TASK: Write out each line in which the string "Рекомендуемый" is present.

DATA ROWS:
· · · · ·

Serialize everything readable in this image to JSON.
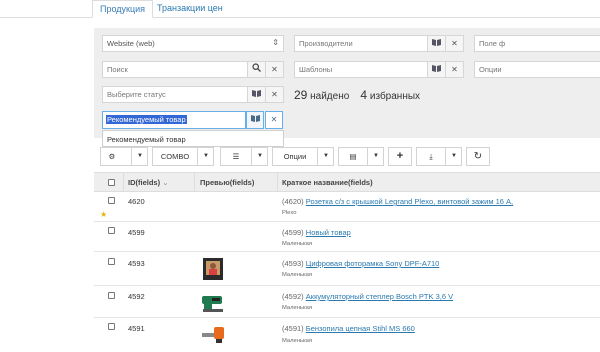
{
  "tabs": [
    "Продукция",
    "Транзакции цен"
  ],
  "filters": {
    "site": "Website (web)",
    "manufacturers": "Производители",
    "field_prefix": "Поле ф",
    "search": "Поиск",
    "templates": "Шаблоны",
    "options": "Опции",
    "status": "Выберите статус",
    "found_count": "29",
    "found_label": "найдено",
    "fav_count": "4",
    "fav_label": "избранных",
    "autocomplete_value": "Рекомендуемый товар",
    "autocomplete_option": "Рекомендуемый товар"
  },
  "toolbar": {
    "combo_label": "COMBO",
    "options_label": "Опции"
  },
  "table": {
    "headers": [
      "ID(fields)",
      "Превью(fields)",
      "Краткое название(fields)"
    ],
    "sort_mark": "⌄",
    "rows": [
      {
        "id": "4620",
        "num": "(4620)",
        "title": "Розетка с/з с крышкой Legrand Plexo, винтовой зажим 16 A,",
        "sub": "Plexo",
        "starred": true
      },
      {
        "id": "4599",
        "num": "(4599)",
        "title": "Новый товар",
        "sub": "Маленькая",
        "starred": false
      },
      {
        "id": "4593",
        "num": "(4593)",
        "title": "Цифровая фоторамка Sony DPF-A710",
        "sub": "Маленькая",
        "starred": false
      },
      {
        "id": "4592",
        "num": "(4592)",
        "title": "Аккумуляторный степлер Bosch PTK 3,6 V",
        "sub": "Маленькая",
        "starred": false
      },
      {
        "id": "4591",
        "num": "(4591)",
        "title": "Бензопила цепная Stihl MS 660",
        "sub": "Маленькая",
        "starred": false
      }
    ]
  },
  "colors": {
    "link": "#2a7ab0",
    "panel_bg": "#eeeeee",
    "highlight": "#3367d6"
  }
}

· · · · ·

EXERCISE RESPONSE:
    "autocomplete_value": "Рекомендуемый товар",
    "autocomplete_option": "Рекомендуемый товар"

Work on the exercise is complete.